INPUT FOR THIS TASK:

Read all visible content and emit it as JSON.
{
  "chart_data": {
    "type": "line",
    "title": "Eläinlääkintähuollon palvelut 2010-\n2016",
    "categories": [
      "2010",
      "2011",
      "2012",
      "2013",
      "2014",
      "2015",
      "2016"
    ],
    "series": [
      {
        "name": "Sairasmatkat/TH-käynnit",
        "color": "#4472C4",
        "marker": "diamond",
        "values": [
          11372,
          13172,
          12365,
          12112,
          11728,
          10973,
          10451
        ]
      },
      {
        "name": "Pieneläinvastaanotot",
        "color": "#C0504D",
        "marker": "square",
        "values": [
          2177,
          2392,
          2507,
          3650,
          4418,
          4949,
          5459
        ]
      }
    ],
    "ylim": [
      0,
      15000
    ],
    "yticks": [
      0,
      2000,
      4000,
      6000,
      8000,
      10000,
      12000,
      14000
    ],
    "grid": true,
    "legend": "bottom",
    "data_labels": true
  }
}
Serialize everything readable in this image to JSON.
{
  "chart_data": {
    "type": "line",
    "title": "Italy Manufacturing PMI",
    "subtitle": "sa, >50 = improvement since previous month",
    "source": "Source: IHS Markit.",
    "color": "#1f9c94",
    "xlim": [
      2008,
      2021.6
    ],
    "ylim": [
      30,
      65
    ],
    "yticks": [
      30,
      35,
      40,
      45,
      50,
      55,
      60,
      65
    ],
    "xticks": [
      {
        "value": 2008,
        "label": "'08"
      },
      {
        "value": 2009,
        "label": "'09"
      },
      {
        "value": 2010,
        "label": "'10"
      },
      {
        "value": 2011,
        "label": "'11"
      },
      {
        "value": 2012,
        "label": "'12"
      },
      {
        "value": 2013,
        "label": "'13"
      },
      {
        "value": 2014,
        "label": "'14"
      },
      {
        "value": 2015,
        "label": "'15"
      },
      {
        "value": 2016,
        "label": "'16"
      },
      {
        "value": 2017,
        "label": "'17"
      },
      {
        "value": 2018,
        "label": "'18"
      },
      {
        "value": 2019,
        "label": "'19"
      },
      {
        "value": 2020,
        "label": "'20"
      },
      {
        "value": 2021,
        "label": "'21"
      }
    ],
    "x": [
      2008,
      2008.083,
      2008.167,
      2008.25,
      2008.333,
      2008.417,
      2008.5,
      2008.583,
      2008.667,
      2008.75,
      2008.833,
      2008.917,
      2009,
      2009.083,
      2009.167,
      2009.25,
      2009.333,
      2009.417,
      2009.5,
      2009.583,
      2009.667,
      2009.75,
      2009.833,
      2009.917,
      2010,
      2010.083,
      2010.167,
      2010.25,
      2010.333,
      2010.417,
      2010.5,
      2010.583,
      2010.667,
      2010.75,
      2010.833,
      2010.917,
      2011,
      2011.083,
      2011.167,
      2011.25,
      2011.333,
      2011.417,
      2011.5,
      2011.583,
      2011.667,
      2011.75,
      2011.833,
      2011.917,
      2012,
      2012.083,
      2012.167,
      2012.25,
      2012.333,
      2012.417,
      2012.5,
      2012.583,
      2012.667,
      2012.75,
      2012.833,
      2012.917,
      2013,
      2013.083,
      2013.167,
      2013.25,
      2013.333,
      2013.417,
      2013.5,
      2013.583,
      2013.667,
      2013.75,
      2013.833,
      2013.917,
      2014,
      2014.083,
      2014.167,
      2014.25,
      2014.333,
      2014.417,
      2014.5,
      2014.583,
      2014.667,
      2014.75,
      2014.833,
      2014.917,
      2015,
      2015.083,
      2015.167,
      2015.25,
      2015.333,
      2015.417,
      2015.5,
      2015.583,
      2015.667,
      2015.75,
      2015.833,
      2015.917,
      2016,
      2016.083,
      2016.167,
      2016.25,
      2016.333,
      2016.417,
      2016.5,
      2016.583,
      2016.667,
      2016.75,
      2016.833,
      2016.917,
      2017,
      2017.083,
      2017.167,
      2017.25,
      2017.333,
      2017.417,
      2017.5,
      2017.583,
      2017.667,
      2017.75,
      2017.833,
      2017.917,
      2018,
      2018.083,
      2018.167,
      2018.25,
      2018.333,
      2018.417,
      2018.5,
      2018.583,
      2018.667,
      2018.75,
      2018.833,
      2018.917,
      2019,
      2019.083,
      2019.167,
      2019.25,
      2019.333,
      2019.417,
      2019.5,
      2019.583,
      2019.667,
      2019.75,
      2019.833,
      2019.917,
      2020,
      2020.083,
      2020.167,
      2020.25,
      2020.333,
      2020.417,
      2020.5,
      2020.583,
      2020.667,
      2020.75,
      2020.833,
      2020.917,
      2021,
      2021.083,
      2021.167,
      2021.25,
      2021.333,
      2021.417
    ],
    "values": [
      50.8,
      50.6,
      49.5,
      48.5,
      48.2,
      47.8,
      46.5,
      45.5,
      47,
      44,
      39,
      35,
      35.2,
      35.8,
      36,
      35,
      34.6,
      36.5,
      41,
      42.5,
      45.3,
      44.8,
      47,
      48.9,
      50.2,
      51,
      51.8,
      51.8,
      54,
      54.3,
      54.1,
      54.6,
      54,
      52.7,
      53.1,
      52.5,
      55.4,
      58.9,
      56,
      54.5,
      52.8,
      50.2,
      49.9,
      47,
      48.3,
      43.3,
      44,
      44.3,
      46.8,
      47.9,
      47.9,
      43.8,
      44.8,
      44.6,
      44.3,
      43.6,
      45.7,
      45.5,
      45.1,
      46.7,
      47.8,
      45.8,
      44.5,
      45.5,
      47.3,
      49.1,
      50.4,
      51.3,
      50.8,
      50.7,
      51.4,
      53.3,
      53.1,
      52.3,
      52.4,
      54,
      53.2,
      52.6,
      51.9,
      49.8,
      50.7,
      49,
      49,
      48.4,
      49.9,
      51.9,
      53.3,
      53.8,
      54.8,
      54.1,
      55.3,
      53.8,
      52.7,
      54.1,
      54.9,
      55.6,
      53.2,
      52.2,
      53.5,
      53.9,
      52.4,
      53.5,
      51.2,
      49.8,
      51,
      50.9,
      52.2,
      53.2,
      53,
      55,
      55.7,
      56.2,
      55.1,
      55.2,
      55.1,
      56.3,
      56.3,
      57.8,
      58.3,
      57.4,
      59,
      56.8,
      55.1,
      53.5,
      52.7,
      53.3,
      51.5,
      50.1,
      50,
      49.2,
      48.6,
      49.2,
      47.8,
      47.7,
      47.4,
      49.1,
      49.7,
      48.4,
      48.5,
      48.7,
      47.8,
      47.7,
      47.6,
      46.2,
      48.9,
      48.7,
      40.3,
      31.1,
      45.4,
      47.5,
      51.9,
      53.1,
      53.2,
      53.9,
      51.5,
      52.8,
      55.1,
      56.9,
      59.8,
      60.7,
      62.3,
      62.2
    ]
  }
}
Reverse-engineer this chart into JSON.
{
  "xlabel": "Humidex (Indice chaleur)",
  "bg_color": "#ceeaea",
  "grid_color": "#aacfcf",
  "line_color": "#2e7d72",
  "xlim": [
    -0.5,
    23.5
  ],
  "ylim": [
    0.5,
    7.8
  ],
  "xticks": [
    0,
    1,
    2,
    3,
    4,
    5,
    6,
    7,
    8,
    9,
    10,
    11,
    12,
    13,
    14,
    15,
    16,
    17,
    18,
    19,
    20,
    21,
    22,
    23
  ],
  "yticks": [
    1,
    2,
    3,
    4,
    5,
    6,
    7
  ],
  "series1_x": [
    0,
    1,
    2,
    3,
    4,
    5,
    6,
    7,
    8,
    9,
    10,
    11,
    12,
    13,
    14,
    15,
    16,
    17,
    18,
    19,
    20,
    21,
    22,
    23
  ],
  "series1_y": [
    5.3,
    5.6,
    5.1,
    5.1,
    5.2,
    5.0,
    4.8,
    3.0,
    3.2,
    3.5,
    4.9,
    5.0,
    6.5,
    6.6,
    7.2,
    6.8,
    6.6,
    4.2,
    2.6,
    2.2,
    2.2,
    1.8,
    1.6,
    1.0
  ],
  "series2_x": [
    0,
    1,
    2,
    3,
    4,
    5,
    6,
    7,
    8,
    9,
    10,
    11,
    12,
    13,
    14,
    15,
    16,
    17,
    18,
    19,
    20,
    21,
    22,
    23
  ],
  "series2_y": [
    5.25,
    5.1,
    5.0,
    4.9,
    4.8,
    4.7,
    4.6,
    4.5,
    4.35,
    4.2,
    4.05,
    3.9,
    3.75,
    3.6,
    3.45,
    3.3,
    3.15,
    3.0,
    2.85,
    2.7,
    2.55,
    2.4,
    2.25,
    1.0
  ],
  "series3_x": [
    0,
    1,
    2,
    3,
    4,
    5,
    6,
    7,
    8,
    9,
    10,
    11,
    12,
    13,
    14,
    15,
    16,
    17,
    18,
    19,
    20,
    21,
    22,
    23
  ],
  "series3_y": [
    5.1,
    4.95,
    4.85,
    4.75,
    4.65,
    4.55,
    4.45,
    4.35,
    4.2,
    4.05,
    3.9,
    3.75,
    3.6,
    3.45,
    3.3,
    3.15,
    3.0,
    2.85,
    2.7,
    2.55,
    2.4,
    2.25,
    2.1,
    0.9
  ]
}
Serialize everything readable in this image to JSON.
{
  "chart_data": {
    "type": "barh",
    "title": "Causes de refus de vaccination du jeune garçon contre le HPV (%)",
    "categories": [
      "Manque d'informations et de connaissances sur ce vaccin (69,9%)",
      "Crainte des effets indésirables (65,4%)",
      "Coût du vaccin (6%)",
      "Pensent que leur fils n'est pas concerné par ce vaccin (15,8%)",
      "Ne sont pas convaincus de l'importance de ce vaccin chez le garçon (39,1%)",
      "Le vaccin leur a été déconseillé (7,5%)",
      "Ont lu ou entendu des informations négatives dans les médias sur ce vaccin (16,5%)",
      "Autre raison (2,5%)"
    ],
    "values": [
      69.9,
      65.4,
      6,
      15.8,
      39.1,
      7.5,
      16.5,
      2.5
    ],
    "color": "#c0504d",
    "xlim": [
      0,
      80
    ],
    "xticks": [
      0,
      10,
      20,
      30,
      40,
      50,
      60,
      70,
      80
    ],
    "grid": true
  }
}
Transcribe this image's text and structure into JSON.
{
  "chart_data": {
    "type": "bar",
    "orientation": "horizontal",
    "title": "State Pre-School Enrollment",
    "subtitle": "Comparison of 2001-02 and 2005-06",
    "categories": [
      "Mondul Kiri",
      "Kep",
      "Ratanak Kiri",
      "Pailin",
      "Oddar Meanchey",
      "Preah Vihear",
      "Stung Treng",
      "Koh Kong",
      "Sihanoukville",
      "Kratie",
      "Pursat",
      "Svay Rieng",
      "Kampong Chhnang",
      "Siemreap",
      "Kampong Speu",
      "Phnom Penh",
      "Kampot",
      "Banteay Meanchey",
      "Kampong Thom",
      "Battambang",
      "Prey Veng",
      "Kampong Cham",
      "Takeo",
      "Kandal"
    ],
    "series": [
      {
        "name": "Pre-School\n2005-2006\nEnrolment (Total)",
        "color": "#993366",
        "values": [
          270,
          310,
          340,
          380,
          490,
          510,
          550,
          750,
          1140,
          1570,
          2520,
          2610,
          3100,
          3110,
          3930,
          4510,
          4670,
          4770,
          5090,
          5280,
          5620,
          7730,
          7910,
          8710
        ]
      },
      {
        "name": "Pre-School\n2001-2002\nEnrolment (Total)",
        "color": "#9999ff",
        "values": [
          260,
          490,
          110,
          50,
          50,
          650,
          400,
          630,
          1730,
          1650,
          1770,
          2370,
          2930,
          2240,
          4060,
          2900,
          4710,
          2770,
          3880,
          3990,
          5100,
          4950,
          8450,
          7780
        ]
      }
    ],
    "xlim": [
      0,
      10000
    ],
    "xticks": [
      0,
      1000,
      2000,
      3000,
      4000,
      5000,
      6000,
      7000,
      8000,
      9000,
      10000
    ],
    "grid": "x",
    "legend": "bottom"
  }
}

DIRECTIONS FOR THIS TASK:
Where a line above holds the string "garçon", show that line.

EXERCISE RESULT:
    "title": "Causes de refus de vaccination du jeune garçon contre le HPV (%)",
      "Ne sont pas convaincus de l'importance de ce vaccin chez le garçon (39,1%)",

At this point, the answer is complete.